### [WHAT THIS TASK INVOLVES]
Return all lines below containing the word "with".

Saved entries
————
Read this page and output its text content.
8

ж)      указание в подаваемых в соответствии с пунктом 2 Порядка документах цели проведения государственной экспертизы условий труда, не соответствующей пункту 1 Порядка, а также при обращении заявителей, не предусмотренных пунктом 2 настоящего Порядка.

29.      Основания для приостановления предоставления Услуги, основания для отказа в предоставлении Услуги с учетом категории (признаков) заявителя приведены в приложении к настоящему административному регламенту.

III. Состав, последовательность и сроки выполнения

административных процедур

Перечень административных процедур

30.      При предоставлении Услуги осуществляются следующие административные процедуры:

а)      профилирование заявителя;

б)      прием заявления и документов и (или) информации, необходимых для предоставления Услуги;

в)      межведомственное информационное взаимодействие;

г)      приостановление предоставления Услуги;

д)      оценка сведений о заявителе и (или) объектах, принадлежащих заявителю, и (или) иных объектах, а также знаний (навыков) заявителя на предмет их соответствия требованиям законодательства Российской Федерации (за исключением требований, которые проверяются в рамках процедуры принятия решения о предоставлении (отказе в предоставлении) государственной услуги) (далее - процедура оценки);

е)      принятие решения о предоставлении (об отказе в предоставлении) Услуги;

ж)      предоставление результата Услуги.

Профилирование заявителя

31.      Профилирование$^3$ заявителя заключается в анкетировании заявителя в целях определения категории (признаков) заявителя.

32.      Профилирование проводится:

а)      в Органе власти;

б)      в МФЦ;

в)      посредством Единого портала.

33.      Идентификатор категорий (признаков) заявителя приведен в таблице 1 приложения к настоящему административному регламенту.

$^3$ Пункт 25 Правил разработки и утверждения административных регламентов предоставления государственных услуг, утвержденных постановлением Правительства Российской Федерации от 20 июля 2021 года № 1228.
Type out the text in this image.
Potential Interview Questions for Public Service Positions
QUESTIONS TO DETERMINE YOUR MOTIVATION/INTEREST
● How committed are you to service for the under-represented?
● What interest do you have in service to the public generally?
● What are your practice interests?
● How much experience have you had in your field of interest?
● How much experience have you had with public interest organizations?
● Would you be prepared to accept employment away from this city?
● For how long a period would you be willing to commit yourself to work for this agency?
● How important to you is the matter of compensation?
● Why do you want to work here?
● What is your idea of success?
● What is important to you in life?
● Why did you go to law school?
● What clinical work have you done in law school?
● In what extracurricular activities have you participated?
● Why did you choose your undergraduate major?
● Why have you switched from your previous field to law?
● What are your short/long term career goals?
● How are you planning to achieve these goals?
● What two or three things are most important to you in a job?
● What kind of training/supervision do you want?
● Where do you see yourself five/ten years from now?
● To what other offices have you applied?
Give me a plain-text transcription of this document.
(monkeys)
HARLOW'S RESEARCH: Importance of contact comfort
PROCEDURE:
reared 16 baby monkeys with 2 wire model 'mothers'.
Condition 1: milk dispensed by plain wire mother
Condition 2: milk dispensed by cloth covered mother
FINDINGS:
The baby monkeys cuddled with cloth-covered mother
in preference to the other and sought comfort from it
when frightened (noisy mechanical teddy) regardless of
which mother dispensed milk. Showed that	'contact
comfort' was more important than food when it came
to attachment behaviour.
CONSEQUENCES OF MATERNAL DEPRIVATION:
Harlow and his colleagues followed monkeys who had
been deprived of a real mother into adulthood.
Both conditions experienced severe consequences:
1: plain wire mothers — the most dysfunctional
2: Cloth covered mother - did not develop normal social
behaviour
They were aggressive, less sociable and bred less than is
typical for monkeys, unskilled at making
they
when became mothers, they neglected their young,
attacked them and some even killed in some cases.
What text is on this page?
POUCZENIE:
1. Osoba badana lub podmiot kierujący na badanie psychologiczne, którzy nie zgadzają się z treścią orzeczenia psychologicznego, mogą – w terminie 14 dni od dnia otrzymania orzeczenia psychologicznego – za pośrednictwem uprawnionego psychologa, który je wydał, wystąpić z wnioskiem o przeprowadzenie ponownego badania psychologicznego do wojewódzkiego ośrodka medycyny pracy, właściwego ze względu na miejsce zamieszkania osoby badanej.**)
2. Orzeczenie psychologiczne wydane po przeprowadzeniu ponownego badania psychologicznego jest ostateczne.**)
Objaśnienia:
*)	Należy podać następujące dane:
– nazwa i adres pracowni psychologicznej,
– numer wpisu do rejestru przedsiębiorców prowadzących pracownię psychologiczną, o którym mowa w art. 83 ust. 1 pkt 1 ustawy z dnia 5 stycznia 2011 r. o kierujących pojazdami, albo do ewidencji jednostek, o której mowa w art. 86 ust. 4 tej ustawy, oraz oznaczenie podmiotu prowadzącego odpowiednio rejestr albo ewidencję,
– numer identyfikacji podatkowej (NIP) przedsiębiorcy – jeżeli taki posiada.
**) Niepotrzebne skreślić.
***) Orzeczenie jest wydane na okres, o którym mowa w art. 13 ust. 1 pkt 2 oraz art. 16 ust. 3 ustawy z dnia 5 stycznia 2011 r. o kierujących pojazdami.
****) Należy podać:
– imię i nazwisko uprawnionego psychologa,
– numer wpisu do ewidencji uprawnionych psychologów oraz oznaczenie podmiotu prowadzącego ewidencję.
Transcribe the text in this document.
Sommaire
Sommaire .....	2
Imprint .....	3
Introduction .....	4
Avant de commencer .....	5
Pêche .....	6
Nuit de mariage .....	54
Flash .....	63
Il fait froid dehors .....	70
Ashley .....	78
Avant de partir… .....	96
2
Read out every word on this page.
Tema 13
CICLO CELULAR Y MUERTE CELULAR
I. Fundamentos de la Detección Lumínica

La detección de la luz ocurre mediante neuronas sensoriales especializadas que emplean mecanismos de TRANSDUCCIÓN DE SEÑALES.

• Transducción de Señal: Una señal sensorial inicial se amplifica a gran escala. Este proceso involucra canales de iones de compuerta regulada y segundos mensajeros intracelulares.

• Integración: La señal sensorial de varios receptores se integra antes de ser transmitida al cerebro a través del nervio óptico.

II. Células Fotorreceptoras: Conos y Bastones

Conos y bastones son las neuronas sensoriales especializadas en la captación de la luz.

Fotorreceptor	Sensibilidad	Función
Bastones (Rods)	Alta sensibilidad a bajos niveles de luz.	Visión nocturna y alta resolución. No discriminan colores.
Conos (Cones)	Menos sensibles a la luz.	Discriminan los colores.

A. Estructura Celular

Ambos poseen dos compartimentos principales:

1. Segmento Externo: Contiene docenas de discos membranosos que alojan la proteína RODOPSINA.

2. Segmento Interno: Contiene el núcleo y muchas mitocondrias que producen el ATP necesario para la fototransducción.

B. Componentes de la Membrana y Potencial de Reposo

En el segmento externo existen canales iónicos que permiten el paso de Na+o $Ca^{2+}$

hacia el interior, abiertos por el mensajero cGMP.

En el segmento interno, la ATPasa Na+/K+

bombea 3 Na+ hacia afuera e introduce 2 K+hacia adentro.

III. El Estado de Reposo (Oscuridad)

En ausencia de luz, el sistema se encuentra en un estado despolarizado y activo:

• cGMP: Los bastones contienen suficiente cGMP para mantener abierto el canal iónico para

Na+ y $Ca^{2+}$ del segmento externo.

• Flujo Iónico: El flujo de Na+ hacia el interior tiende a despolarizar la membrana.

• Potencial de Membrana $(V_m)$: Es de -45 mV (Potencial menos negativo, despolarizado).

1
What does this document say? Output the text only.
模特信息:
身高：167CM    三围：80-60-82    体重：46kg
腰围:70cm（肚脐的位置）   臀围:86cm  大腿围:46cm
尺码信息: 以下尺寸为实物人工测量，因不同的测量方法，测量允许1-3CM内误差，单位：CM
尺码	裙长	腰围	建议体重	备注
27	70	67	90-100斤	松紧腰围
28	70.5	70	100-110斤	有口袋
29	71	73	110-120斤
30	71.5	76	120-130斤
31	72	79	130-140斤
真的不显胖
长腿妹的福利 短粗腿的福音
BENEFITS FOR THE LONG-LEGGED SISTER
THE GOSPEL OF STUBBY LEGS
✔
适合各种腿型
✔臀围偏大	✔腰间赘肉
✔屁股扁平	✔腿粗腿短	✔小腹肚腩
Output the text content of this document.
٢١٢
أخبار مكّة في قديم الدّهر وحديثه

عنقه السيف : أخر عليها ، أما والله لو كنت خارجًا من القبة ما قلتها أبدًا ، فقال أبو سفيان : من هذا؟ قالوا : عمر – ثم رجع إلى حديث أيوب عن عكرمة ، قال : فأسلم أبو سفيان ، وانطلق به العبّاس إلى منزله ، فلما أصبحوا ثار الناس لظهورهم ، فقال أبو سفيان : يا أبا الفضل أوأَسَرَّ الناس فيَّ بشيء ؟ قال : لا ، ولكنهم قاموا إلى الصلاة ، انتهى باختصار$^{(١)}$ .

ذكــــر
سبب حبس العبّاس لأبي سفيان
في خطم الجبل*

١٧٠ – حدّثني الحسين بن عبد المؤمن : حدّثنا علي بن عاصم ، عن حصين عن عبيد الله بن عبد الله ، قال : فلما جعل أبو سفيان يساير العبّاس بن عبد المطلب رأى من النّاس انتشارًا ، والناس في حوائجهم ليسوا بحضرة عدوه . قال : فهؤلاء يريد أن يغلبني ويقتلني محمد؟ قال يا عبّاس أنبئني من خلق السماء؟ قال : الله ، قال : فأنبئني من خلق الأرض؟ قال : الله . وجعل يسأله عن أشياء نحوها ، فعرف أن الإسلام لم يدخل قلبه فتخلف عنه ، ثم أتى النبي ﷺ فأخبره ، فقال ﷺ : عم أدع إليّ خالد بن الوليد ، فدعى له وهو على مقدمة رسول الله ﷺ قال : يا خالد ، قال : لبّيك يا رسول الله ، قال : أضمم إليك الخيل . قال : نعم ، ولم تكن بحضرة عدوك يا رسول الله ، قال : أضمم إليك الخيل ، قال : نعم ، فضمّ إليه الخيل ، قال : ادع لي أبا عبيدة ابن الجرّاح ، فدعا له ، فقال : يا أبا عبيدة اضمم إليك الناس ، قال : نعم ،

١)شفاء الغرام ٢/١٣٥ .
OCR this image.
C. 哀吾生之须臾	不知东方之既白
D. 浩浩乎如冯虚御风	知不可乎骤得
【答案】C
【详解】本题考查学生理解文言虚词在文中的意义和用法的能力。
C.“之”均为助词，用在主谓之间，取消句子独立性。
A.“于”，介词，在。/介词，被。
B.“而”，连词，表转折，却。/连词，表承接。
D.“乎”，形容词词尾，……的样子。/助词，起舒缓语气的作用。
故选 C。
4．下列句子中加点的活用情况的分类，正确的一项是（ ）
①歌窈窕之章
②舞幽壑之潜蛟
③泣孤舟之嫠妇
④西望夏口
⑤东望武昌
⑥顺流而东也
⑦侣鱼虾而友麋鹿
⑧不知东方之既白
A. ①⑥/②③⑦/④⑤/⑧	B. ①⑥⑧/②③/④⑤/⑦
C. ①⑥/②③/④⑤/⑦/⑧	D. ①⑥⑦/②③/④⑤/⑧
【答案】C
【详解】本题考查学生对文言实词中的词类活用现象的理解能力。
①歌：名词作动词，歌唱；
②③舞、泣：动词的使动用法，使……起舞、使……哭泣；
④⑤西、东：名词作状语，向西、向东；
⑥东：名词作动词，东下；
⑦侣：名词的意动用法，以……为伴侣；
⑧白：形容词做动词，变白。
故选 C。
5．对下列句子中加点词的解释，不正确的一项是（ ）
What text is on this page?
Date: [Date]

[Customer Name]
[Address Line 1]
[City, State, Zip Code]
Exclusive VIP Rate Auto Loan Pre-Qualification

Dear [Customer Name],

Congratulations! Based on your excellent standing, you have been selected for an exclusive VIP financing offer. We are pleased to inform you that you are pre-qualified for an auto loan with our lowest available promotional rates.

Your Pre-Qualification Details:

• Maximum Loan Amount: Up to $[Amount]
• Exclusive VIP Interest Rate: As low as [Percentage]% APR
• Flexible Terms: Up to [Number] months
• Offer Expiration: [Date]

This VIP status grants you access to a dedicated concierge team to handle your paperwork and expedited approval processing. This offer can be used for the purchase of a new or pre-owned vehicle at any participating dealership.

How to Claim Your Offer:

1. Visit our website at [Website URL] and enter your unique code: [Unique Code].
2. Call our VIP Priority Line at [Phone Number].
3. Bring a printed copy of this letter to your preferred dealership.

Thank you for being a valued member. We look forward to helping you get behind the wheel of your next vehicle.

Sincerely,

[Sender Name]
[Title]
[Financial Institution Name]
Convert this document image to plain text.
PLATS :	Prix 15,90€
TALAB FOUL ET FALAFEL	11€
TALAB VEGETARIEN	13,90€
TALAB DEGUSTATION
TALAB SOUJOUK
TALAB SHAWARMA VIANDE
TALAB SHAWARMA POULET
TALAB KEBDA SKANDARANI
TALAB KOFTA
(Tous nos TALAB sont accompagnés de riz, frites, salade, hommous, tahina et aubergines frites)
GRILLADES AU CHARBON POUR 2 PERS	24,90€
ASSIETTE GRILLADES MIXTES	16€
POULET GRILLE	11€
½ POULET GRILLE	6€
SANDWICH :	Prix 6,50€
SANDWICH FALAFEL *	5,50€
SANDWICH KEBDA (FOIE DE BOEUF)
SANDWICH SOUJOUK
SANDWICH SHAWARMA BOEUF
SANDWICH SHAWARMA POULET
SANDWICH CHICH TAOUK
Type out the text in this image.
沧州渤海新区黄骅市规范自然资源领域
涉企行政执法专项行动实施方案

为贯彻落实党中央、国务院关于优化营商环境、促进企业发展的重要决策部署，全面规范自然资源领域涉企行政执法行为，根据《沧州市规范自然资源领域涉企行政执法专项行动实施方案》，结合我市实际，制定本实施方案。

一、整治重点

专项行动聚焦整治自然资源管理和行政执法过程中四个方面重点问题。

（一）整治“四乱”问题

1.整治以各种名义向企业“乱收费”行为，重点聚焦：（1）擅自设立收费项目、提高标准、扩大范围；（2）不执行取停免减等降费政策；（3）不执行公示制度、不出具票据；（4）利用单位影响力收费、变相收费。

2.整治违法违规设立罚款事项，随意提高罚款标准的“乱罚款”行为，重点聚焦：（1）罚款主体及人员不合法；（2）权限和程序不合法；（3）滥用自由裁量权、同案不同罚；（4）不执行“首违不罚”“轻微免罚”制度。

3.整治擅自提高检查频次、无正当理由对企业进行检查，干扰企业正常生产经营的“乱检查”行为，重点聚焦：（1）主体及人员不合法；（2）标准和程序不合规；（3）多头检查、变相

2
————
### [EXERCISE RESULT]
● How much experience have you had with public interest organizations?
reared 16 baby monkeys with 2 wire model 'mothers'.
The baby monkeys cuddled with cloth-covered mother
Congratulations! Based on your excellent standing, you have been selected for an exclusive VIP financing offer. We are pleased to inform you that you are pre-qualified for an auto loan with our lowest available promotional rates.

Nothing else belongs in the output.